Locate and copy all lines bearing the word "median".

[Dataset records]
+ + + + + + +

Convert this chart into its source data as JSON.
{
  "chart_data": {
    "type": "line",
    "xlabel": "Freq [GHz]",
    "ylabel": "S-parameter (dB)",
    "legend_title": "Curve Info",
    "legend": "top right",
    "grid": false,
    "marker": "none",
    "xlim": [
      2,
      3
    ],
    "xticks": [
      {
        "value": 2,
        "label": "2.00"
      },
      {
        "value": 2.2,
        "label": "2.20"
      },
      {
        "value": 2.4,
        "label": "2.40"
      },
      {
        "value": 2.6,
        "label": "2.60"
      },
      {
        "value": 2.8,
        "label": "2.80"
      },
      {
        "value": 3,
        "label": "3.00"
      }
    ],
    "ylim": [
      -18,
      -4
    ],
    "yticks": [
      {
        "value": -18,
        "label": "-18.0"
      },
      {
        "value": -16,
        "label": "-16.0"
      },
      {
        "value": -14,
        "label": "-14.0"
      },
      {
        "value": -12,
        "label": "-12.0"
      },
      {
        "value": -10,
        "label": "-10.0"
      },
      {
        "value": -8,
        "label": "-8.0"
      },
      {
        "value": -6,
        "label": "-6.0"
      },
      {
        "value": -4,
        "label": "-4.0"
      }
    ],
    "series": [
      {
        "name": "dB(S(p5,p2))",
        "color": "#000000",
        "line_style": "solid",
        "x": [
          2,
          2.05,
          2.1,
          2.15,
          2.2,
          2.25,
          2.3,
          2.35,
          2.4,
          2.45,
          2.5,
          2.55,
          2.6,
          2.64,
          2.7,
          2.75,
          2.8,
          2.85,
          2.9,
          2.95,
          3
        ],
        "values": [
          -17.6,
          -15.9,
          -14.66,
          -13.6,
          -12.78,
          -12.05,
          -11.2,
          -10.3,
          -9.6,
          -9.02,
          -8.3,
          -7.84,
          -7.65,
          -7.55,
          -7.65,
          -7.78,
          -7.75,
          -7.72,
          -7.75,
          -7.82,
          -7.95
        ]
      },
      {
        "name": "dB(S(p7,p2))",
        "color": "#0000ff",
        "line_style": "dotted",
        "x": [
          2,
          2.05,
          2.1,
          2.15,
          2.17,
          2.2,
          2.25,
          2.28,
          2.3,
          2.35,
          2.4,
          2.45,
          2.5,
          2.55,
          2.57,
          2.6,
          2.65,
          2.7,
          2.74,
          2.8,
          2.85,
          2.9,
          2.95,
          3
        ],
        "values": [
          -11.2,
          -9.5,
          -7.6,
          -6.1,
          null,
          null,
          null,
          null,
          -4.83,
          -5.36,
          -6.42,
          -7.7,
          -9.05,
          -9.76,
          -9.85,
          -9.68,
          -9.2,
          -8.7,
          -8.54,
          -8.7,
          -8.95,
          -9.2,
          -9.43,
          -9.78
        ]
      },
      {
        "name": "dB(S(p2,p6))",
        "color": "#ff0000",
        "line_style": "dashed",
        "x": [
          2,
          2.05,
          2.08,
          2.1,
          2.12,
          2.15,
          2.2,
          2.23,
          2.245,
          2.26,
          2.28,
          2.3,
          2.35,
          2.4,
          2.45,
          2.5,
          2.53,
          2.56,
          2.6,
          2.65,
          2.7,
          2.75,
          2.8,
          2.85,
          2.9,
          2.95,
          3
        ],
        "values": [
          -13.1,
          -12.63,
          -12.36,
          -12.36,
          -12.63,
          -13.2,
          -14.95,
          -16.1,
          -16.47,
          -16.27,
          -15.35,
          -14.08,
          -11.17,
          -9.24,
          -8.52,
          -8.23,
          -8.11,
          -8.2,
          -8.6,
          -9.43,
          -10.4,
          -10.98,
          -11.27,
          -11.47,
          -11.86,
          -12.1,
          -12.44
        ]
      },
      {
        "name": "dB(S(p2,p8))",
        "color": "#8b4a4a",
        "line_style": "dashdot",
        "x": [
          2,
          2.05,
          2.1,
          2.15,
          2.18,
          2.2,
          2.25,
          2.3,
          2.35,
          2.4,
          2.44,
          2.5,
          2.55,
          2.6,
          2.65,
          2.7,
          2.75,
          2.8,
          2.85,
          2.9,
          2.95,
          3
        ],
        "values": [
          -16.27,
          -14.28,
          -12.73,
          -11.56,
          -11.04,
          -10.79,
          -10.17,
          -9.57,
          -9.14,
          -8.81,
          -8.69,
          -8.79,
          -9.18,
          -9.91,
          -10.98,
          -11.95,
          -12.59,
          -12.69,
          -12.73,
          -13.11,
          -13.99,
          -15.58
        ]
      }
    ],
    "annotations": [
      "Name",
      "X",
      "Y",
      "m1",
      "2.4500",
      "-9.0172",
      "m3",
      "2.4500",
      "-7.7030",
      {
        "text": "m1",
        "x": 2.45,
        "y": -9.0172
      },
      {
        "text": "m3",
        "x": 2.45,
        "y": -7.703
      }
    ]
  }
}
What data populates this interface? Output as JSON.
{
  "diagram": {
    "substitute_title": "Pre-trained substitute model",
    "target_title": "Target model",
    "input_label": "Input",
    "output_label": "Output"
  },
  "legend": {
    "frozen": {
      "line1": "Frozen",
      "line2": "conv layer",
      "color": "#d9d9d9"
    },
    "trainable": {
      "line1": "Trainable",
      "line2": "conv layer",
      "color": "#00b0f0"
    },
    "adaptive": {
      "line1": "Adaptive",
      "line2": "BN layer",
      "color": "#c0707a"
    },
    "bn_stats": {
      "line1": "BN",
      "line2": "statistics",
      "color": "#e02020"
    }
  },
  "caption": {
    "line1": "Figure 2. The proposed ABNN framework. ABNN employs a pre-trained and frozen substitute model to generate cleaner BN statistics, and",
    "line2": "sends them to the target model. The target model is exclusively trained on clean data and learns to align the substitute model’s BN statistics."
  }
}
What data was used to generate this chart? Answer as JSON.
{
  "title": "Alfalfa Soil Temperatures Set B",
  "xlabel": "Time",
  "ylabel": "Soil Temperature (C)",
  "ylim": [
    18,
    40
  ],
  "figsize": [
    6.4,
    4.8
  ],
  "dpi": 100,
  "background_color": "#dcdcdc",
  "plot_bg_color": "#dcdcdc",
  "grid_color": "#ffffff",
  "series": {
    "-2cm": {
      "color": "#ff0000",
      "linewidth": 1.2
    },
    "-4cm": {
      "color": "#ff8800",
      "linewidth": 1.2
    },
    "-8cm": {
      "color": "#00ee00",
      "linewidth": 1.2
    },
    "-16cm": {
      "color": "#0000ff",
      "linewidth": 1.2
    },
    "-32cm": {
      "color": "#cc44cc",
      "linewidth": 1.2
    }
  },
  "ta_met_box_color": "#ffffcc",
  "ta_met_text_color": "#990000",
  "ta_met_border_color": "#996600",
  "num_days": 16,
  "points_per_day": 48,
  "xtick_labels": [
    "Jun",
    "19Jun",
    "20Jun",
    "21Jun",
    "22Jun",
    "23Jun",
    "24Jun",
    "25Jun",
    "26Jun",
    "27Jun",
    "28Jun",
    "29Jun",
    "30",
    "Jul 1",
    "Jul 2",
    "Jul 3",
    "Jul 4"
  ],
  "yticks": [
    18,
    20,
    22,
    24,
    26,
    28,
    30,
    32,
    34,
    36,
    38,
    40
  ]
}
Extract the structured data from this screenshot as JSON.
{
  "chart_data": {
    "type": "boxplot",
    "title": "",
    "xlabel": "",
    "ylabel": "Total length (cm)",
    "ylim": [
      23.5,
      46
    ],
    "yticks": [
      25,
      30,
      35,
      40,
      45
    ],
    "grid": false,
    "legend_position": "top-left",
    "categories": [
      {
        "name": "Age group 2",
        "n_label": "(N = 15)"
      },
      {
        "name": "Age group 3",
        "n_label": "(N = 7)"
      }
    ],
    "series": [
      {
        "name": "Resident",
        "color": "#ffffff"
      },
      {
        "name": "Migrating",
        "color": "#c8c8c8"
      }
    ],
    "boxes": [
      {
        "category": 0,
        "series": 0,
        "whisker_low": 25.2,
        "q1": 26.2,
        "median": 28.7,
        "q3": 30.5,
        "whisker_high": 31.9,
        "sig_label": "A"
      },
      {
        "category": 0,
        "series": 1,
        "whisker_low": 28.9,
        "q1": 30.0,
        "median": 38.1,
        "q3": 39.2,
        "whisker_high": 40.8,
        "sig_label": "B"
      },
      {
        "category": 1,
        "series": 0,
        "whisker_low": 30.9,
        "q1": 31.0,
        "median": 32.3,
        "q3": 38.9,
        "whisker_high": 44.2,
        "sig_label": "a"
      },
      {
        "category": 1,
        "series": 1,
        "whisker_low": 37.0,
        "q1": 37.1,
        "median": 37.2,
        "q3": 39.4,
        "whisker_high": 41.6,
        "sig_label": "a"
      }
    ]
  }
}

+ + + + + + +

Solution to this task:
        "median": 28.7,
        "median": 38.1,
        "median": 32.3,
        "median": 37.2,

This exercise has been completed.